§ Available records
===

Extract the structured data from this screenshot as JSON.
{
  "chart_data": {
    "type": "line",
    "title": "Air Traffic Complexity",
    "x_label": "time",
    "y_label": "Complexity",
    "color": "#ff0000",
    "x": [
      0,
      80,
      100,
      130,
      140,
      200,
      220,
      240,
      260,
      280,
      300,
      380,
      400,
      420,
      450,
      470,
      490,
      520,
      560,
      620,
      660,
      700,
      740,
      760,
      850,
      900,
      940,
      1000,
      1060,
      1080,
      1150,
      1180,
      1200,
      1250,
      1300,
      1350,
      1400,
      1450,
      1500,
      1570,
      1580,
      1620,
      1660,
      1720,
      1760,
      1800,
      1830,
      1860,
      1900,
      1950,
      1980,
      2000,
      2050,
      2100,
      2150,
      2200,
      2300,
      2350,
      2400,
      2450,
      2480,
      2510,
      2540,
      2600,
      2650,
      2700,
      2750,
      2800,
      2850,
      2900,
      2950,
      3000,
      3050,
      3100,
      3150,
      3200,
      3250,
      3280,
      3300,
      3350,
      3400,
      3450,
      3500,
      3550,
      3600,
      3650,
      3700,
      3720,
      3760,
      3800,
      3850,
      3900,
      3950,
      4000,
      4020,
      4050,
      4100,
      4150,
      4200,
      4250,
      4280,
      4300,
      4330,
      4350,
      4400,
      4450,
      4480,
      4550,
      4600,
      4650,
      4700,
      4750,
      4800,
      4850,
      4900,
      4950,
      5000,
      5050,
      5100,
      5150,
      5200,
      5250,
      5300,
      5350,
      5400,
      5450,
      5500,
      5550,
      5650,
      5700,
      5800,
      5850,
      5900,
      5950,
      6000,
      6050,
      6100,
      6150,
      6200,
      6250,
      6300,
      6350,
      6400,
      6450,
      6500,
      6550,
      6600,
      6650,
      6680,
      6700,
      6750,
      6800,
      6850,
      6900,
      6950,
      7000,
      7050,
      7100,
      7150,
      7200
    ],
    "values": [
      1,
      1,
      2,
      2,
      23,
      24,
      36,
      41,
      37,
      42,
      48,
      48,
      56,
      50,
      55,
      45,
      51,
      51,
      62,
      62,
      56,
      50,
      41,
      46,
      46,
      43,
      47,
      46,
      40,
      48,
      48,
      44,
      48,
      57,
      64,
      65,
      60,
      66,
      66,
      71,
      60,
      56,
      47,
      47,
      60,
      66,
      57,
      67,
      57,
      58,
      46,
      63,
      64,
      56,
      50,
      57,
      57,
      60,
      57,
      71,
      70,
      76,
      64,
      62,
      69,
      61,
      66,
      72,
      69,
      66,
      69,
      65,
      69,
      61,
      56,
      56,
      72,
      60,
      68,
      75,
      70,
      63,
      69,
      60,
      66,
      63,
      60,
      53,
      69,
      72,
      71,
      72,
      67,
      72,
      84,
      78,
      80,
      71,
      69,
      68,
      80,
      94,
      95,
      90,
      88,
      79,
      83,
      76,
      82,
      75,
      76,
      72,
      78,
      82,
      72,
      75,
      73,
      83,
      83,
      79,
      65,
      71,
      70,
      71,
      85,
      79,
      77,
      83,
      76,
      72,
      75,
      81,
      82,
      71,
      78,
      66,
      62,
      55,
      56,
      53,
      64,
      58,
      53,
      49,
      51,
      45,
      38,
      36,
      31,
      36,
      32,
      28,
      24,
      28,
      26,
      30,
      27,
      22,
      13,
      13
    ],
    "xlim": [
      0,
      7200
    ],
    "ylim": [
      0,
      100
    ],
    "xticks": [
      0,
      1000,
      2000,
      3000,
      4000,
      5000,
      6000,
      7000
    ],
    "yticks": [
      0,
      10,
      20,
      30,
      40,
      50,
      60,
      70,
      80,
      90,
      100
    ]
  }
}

===

§ Given problem
Reproduce the material exactly, with every line intact.

§ Solution to this exercise
Extract the structured data from this screenshot as JSON.
{
  "chart_data": {
    "type": "line",
    "title": "Air Traffic Complexity",
    "x_label": "time",
    "y_label": "Complexity",
    "color": "#ff0000",
    "x": [
      0,
      80,
      100,
      130,
      140,
      200,
      220,
      240,
      260,
      280,
      300,
      380,
      400,
      420,
      450,
      470,
      490,
      520,
      560,
      620,
      660,
      700,
      740,
      760,
      850,
      900,
      940,
      1000,
      1060,
      1080,
      1150,
      1180,
      1200,
      1250,
      1300,
      1350,
      1400,
      1450,
      1500,
      1570,
      1580,
      1620,
      1660,
      1720,
      1760,
      1800,
      1830,
      1860,
      1900,
      1950,
      1980,
      2000,
      2050,
      2100,
      2150,
      2200,
      2300,
      2350,
      2400,
      2450,
      2480,
      2510,
      2540,
      2600,
      2650,
      2700,
      2750,
      2800,
      2850,
      2900,
      2950,
      3000,
      3050,
      3100,
      3150,
      3200,
      3250,
      3280,
      3300,
      3350,
      3400,
      3450,
      3500,
      3550,
      3600,
      3650,
      3700,
      3720,
      3760,
      3800,
      3850,
      3900,
      3950,
      4000,
      4020,
      4050,
      4100,
      4150,
      4200,
      4250,
      4280,
      4300,
      4330,
      4350,
      4400,
      4450,
      4480,
      4550,
      4600,
      4650,
      4700,
      4750,
      4800,
      4850,
      4900,
      4950,
      5000,
      5050,
      5100,
      5150,
      5200,
      5250,
      5300,
      5350,
      5400,
      5450,
      5500,
      5550,
      5650,
      5700,
      5800,
      5850,
      5900,
      5950,
      6000,
      6050,
      6100,
      6150,
      6200,
      6250,
      6300,
      6350,
      6400,
      6450,
      6500,
      6550,
      6600,
      6650,
      6680,
      6700,
      6750,
      6800,
      6850,
      6900,
      6950,
      7000,
      7050,
      7100,
      7150,
      7200
    ],
    "values": [
      1,
      1,
      2,
      2,
      23,
      24,
      36,
      41,
      37,
      42,
      48,
      48,
      56,
      50,
      55,
      45,
      51,
      51,
      62,
      62,
      56,
      50,
      41,
      46,
      46,
      43,
      47,
      46,
      40,
      48,
      48,
      44,
      48,
      57,
      64,
      65,
      60,
      66,
      66,
      71,
      60,
      56,
      47,
      47,
      60,
      66,
      57,
      67,
      57,
      58,
      46,
      63,
      64,
      56,
      50,
      57,
      57,
      60,
      57,
      71,
      70,
      76,
      64,
      62,
      69,
      61,
      66,
      72,
      69,
      66,
      69,
      65,
      69,
      61,
      56,
      56,
      72,
      60,
      68,
      75,
      70,
      63,
      69,
      60,
      66,
      63,
      60,
      53,
      69,
      72,
      71,
      72,
      67,
      72,
      84,
      78,
      80,
      71,
      69,
      68,
      80,
      94,
      95,
      90,
      88,
      79,
      83,
      76,
      82,
      75,
      76,
      72,
      78,
      82,
      72,
      75,
      73,
      83,
      83,
      79,
      65,
      71,
      70,
      71,
      85,
      79,
      77,
      83,
      76,
      72,
      75,
      81,
      82,
      71,
      78,
      66,
      62,
      55,
      56,
      53,
      64,
      58,
      53,
      49,
      51,
      45,
      38,
      36,
      31,
      36,
      32,
      28,
      24,
      28,
      26,
      30,
      27,
      22,
      13,
      13
    ],
    "xlim": [
      0,
      7200
    ],
    "ylim": [
      0,
      100
    ],
    "xticks": [
      0,
      1000,
      2000,
      3000,
      4000,
      5000,
      6000,
      7000
    ],
    "yticks": [
      0,
      10,
      20,
      30,
      40,
      50,
      60,
      70,
      80,
      90,
      100
    ]
  }
}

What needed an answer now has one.